Information supplied:
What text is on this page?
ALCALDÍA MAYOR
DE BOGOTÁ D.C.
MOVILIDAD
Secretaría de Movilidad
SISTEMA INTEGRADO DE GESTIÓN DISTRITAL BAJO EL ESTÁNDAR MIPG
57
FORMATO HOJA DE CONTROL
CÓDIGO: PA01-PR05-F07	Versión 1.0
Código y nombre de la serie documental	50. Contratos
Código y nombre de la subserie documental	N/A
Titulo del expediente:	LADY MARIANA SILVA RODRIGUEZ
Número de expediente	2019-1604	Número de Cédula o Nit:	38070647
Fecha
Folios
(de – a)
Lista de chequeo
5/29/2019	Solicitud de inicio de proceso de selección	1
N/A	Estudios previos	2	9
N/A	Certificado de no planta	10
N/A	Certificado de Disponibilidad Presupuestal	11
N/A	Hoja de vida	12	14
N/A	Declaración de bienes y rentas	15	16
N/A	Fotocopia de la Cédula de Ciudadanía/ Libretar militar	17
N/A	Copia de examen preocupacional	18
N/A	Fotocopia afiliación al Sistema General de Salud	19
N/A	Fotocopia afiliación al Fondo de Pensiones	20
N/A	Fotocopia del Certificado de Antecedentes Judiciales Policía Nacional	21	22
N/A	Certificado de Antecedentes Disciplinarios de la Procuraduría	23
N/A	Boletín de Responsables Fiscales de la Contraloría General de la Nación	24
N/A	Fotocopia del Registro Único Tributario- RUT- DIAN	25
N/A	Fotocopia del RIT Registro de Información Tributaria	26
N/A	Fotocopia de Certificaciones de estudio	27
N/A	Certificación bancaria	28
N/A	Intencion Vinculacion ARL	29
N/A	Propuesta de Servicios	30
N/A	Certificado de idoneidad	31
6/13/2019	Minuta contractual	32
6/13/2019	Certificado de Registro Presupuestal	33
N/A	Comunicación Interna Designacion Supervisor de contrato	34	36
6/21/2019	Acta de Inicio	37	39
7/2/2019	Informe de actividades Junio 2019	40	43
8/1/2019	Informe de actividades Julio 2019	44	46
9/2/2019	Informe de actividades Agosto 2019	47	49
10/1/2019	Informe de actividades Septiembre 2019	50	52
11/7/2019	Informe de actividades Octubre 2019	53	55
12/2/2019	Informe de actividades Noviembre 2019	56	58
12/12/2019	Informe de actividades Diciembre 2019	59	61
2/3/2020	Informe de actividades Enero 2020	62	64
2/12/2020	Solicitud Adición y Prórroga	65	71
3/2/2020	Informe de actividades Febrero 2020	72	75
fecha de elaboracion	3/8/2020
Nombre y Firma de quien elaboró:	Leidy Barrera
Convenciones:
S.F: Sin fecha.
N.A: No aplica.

Problem to solve: Copy each line in the data that holds the word "Solicitud".

Response:
5/29/2019	Solicitud de inicio de proceso de selección	1
2/12/2020	Solicitud Adición y Prórroga	65	71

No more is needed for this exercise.